**AUFGABEN ZUR ÜBUNG:**
A. Könnten Sie aus dem Auszug zur betrieblichen Krankenversicherung den Abschnitt wortgetreu wiederholen, der mit "Auf jeden Fall." beginnt und bis einschließlich "Vertrieb spürbar angezogen." reicht?
B. Unter welcher Bedingung müssen Beschäftigte laut dem Auszug zur betrieblichen Krankenversicherung die Zuwendung des Arbeitgebers nicht versteuern?
C. Warum hat der Vertrieb laut dem Auszug zur betrieblichen Krankenversicherung spürbar angezogen? Antworten Sie in ein bis drei Sätzen.

Auf jeden Fall. Und ein starkes Vertriebsargument für die betriebliche Krankenversicherung. Beschäftigte müssen die Zuwendung des Arbeitgebers nicht versteuern – jedenfalls sofern sie in Form einer Versicherung erfolgt und nicht als Barbeitrag zu einer individuell abgeschlossenen Police des Arbeitnehmers gezahlt wird. Der Arbeitgeber wiederum kann die Beiträge als Betriebsausgaben steuerlich geltend machen. Seitdem diese Regelung wieder gilt, hat der Vertrieb spürbar angezogen.
Welche Herausforderungen kommen auf die betriebliche Krankenversicherung in Zukunft zu?
Es bestehen noch viele Möglichkeiten an Zusatzleistungen. Die Produktgestaltung muss weiter gehen. Dabei spielt auch das gestiegene Gesundheitsbewusstsein der Menschen im Zuge von Corona eine Rolle. Viele erleben gerade in ihrem engsten Umfeld oder am eigenen Leib, wie wichtig das Thema Gesundheit ist. Prävention wird wichtiger. Arbeitgeber, die sich darauf einstellen und eine bKV anbieten, können bei der Fachkräftegewinnung ordentlich punkten. Versicherer müssen sich aber auch darauf vorbereiten, dass mit der zunehmenden Verbreitung der bKV das Absatzpotenzial in der Einzelversicherung möglicherweise sinkt. Vielleicht noch nicht morgen oder übermorgen, aber in absehbarer Zukunft.

**ANGEZEIGTE INFORMATIONEN:**
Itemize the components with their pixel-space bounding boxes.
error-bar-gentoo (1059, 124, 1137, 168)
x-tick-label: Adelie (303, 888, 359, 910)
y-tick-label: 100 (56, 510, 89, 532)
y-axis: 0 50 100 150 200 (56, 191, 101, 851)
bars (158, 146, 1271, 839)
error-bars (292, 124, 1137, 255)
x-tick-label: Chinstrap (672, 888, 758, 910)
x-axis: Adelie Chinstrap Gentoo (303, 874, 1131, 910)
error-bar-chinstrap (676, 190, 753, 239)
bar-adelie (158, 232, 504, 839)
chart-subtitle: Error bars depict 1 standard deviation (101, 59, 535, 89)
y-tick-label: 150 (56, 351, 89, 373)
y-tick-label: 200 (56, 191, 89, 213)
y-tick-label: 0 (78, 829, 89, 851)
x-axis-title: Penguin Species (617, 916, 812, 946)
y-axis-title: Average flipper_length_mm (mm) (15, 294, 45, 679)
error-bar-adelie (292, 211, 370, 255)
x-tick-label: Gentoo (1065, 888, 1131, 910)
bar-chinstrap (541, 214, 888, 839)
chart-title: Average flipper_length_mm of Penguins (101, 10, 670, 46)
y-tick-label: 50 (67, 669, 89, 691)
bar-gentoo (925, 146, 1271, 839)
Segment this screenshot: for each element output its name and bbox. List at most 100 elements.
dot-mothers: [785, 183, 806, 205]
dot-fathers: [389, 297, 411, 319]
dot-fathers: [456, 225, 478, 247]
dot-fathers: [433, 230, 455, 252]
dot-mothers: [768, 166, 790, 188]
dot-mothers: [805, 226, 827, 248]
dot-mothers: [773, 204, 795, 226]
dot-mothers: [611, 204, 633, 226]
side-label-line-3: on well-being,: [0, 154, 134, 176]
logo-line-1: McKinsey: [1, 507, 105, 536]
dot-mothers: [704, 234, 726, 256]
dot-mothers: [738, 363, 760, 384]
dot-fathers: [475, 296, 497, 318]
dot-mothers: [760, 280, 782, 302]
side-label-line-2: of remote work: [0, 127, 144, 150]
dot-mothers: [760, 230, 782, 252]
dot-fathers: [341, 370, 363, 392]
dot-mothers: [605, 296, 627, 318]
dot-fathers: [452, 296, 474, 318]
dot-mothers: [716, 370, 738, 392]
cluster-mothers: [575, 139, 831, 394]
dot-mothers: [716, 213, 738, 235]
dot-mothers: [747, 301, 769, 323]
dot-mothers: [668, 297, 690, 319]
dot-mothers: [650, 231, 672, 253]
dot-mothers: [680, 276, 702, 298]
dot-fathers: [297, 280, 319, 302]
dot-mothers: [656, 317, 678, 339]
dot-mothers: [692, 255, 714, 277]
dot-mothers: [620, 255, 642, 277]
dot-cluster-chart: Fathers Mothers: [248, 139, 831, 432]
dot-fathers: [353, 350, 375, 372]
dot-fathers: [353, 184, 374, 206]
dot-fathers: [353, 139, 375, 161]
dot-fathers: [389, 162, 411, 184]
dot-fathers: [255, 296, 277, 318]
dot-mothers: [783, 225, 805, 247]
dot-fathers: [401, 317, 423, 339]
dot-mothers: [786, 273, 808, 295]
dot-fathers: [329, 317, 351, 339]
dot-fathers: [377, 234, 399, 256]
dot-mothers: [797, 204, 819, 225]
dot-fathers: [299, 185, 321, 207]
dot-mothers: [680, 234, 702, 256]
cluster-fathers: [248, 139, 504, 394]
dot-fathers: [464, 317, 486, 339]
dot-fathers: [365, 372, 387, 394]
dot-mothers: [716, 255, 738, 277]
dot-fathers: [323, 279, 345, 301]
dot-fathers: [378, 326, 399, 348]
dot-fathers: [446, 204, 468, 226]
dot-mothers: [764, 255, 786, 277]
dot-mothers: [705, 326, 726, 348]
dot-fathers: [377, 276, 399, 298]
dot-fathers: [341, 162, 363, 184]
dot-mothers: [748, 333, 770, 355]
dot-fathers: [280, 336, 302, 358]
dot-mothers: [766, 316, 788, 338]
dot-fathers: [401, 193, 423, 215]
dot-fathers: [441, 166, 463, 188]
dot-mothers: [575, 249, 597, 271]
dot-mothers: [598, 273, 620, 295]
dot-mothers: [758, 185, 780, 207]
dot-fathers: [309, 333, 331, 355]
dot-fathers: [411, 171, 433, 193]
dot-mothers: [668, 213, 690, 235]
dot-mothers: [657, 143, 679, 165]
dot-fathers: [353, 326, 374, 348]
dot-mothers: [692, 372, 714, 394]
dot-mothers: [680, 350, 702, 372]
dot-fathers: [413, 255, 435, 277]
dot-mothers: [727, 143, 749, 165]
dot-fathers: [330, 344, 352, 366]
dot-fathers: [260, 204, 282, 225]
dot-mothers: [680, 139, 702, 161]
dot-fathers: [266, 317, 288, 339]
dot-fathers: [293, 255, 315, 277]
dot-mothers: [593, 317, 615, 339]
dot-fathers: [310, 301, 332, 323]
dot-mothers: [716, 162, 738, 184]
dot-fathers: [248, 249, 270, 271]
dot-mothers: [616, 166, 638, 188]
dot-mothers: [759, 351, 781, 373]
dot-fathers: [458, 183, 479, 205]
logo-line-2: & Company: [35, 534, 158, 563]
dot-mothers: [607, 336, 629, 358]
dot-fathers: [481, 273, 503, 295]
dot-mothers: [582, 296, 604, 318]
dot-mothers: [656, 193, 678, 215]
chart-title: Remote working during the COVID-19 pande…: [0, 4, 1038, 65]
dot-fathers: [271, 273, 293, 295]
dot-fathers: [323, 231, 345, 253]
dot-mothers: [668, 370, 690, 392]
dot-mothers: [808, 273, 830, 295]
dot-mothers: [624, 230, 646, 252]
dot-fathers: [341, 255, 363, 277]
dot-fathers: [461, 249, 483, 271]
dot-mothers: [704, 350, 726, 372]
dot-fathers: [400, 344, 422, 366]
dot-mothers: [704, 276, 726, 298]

**ENDERGEBNISSE:**
A.
Auf jeden Fall. Und ein starkes Vertriebsargument für die betriebliche Krankenversicherung. Beschäftigte müssen die Zuwendung des Arbeitgebers nicht versteuern – jedenfalls sofern sie in Form einer Versicherung erfolgt und nicht als Barbeitrag zu einer individuell abgeschlossenen Police des Arbeitnehmers gezahlt wird. Der Arbeitgeber wiederum kann die Beiträge als Betriebsausgaben steuerlich geltend machen. Seitdem diese Regelung wieder gilt, hat der Vertrieb spürbar angezogen.

B. Sofern die Zuwendung in Form einer Versicherung erfolgt und nicht als Barbeitrag zu einer individuell abgeschlossenen Police des Arbeitnehmers gezahlt wird.

C. Der Vertrieb hat angezogen, seit die steuerliche Regelung wieder gilt. Danach müssen Beschäftigte die Zuwendung des Arbeitgebers nicht versteuern, sofern sie in Form einer Versicherung erfolgt. Zudem kann der Arbeitgeber die Beiträge als Betriebsausgaben steuerlich geltend machen.